Collect each line of the entries that holds the string "appointment".

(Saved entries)
<<<<
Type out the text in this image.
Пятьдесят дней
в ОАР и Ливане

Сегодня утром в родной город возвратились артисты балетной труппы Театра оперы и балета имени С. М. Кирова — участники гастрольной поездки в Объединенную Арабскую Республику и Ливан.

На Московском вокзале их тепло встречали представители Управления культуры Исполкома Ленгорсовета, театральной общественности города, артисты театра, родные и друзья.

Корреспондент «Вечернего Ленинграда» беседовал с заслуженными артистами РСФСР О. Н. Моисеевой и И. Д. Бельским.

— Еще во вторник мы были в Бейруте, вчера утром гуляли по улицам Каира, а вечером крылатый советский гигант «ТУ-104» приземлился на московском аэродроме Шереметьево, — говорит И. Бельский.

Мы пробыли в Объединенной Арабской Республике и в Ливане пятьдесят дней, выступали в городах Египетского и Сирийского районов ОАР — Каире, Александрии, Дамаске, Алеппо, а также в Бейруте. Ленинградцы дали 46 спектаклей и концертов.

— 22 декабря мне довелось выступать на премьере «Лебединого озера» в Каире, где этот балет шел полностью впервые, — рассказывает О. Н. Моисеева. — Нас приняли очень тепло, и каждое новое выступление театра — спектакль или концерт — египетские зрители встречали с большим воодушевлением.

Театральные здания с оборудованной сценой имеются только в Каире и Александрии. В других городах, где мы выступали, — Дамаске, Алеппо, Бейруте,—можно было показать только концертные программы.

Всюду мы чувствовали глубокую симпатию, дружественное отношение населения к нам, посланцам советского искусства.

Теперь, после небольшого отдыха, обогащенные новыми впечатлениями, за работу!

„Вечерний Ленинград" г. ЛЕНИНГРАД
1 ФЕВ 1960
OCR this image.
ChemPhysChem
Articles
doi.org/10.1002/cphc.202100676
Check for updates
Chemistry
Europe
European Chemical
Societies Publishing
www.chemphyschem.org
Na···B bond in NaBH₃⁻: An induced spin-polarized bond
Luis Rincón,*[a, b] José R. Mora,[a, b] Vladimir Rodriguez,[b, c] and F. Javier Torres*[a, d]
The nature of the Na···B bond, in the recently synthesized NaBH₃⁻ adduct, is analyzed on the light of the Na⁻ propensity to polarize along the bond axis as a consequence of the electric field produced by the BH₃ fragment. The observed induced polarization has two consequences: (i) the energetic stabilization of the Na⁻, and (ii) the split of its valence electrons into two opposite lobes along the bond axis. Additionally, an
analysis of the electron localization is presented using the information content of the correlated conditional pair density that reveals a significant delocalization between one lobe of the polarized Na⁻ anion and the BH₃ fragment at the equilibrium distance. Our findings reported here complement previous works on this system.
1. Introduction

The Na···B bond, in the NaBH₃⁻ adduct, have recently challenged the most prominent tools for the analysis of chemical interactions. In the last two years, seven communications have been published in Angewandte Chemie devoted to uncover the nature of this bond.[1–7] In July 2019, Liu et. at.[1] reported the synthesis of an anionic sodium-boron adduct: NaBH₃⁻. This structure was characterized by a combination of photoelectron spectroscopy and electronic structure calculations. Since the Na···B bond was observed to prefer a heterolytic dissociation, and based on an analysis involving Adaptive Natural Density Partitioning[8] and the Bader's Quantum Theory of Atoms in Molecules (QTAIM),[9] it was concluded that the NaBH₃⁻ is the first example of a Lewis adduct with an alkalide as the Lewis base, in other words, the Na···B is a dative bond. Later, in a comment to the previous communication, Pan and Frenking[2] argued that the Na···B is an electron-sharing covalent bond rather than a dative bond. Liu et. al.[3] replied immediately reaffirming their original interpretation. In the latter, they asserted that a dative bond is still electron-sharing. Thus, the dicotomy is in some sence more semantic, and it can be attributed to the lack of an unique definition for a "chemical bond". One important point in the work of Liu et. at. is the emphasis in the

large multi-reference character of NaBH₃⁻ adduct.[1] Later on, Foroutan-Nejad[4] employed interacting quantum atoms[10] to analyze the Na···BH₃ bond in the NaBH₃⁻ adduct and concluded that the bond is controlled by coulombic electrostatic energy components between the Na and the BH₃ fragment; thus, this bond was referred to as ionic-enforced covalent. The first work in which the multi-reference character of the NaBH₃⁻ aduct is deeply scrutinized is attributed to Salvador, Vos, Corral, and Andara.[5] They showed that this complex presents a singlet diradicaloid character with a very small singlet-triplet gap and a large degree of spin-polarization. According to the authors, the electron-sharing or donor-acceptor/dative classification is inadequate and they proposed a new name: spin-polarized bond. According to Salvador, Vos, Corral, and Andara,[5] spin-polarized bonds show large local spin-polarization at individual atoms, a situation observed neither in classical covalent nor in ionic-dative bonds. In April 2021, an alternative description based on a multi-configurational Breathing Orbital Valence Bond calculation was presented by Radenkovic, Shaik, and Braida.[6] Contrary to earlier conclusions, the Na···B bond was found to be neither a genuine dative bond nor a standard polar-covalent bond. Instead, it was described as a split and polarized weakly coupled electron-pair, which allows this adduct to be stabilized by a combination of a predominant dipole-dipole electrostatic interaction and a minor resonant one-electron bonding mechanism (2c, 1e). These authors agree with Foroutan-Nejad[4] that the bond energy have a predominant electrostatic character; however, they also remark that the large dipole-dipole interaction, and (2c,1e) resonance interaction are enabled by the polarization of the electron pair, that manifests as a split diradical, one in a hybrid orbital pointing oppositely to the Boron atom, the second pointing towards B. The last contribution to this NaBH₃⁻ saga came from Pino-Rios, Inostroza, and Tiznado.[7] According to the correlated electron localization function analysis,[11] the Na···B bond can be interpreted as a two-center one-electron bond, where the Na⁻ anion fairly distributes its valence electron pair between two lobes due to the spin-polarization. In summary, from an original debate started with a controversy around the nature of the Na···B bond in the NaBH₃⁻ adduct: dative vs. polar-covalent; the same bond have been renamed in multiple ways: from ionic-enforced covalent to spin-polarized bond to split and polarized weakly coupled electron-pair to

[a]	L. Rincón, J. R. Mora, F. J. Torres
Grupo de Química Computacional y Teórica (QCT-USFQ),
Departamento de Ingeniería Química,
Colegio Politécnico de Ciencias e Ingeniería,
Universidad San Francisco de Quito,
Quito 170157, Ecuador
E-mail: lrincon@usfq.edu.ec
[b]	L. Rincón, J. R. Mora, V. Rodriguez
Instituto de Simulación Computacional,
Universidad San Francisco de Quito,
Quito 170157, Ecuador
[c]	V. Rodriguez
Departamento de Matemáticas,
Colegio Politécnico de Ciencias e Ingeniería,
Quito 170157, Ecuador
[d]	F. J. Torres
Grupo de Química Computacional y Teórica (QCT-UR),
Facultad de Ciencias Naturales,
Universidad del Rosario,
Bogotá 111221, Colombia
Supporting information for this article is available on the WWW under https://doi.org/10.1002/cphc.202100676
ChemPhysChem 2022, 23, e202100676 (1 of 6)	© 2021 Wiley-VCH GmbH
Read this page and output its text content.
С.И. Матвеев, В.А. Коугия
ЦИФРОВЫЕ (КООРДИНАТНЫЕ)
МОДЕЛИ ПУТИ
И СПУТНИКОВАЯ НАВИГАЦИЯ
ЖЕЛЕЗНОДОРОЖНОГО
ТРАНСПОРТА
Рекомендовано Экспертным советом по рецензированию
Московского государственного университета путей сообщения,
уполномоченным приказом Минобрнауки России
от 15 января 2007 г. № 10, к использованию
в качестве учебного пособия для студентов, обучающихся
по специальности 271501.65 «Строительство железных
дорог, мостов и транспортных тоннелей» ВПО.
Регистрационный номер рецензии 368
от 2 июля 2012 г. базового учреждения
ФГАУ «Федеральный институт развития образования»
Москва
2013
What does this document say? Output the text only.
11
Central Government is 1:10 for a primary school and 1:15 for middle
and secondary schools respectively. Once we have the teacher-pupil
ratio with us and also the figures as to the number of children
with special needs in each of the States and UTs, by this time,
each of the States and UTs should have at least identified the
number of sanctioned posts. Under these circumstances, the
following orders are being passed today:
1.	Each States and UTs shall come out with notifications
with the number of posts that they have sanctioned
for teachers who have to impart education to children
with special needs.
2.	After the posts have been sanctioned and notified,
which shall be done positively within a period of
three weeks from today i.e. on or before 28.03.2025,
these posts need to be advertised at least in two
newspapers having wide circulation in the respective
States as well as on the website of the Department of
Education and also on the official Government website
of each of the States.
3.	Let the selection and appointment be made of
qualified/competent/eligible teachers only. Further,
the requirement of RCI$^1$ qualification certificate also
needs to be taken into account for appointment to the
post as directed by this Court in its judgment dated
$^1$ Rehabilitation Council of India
>>>>
TASK RESPONSE:
3.	Let the selection and appointment be made of
needs to be taken into account for appointment to the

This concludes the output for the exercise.